### Excerpted text
+++

Old smokestack a landmark of hope at new Epstein Opportunity Center

SEATTLE — May 6, 2014— With smiles from young HeadStart participants and the snip of a bright red ribbon, the historic Yesler heating plant was rededicated today as the Epstein Opportunity Center.

"As we re-dedicate this building, it stands as visual proof that we listened to residents and are keeping our promises," said Executive Director Andrew Lofton. "It is now a center that focuses on meeting the needs of neighborhood residents for education and training. It demonstrates that our redevelopment is not just about new buildings, it's about transforming people's lives." Lofton went on to say, "I am sure the energy generated by this steam plant in the past will be exceeded by the energy and creativity generated by the residents who use this space."

Epstein Center

The Epstein Opportunity Center

Named after Jesse Epstein, who led the effort to found the Seattle Housing Authority 75 years ago, the remodeled building now houses the Yesler Head Start Program operated by Neighborhood House, Seattle Housing's Economic Opportunity Program and Youth Tutoring, sponsored by Catholic Community Services.

Bill Block, Regional HUD Administrator, noted the significance of this first completed project at Yesler Terrace. "The Yesler Terrace redevelopment is not just about revitalizing public housing, it is about transforming the community, creating the supports and opportunities that allow its residents to thrive," he said. " Central to that work is the education and training that empower people to take advantage of opportunities.  It is fitting that the first facility to open in a redeveloped Yesler Terrace is one devoted to education and training."


HeadStart Participants entertained the crowd at the re-dedication.

Mayor Ed Murray praised the building as a remarkable remodel project and commented on the importance of the neighborhood. "Yesler Terrace is one of the most diverse neighborhoods in our city, but it is also one of the most disadvantaged. This Epstein Opportunity Center will help to address that."

Building designated Historic Landmark in 2010

The building was given Landmark status by the City of Seattle in 2010. It is now preserved as Yesler Terrace's only uniquely mondernist building, serving as a reminder of the neighborhood's history. It's adaptive re-use involved seismic retrofitting of the building, including the 142-foot tall stack.

+++

### Data provided
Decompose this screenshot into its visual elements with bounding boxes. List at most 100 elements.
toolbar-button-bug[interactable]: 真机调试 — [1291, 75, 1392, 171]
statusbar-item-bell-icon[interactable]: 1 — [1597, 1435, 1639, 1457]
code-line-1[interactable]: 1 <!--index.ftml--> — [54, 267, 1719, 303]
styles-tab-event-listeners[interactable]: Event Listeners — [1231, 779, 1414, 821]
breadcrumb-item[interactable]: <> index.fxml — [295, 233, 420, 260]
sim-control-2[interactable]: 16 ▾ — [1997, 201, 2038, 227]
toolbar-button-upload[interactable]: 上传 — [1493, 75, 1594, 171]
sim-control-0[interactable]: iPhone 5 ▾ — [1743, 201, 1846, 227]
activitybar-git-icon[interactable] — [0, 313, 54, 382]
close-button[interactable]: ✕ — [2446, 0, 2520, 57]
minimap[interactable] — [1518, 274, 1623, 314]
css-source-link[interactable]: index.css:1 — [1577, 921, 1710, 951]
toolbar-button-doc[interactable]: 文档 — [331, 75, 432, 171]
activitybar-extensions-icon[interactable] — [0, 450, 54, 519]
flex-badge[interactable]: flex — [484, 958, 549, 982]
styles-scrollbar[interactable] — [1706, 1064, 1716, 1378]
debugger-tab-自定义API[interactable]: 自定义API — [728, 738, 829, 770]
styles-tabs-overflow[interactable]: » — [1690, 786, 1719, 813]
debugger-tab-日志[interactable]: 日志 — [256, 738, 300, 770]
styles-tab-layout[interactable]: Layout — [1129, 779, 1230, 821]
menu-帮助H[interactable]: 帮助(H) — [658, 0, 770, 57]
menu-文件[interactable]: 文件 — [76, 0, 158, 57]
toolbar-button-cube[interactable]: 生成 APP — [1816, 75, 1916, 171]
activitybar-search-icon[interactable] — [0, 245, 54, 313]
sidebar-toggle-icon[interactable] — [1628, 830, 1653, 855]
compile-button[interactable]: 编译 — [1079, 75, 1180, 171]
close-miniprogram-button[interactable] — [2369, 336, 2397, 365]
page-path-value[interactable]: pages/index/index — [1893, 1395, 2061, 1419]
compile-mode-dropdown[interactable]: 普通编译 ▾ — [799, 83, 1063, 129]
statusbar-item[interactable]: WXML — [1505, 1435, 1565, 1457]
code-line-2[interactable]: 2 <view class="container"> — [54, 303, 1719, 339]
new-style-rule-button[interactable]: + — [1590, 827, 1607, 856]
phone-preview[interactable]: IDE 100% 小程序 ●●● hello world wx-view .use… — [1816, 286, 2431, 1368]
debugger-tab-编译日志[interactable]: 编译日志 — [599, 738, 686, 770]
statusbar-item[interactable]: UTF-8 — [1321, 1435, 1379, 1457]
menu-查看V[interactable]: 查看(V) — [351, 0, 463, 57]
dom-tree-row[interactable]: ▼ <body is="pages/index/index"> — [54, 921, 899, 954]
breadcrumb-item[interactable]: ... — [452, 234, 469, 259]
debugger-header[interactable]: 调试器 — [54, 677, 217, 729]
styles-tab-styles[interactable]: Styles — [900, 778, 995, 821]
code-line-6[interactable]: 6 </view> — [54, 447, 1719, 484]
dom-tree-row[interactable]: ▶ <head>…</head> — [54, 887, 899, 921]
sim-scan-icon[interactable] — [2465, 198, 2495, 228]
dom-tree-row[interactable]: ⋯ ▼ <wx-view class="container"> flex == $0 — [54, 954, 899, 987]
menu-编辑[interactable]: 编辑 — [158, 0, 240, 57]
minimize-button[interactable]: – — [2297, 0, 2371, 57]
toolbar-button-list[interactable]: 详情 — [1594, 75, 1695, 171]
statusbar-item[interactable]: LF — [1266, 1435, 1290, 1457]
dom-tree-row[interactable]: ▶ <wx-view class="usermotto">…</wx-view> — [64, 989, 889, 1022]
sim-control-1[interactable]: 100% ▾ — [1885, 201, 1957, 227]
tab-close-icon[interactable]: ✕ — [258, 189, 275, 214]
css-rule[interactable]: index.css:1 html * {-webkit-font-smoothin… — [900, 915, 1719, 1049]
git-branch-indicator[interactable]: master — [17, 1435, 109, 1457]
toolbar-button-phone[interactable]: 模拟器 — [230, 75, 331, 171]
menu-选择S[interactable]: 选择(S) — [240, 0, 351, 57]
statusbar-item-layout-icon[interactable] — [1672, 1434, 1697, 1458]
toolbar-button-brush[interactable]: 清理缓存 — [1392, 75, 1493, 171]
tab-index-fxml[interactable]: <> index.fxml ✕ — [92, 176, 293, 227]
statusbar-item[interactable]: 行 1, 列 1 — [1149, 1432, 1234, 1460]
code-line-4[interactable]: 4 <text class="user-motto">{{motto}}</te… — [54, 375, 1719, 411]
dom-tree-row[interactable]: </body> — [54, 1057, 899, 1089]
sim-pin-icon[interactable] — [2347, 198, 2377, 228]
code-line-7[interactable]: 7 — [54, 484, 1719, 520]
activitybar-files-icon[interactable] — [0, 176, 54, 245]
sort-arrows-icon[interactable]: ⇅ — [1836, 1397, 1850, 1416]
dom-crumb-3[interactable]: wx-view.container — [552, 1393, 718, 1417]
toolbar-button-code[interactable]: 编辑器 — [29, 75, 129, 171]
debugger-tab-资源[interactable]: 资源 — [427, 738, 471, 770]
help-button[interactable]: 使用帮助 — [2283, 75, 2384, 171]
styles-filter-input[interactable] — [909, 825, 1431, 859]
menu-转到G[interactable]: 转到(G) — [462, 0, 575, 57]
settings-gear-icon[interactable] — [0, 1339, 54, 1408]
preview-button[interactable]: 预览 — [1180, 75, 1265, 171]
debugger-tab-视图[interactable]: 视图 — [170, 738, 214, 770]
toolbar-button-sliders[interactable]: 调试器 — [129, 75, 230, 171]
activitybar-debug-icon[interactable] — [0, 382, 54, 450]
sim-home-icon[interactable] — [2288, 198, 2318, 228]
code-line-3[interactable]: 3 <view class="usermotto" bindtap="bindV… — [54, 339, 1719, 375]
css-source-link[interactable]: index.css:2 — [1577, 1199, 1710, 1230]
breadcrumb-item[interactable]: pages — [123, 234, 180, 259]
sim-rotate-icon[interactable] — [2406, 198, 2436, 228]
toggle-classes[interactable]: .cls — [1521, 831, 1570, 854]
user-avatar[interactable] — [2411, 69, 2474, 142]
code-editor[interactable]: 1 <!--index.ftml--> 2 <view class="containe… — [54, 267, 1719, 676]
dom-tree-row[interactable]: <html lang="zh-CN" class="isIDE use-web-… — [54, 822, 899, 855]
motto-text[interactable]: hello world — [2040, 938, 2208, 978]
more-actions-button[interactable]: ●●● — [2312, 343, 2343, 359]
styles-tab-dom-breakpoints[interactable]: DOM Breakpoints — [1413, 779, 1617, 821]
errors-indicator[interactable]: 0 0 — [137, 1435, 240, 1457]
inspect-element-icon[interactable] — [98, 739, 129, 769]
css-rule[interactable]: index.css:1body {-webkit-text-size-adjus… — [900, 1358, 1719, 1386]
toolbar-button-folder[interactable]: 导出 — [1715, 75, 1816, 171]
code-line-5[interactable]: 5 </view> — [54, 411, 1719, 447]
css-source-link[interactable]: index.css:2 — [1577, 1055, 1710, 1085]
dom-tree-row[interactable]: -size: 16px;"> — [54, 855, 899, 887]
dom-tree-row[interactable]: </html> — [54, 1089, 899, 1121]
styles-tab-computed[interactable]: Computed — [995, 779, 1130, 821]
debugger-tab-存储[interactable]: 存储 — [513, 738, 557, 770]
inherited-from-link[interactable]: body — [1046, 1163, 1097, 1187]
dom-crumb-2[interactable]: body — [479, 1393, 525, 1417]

+++

### Things to do
1. According to the Epstein Opportunity Center article, in what year did the City of Seattle give the building Landmark status?
2. Please transcribe the part of the Epstein Opportunity Center article that opens with the words containing "SEATTLE — May" and closes with "Epstein Opportunity Center.".

### Task solutions
1. 2010

2.
SEATTLE — May 6, 2014— With smiles from young HeadStart participants and the snip of a bright red ribbon, the historic Yesler heating plant was rededicated today as the Epstein Opportunity Center.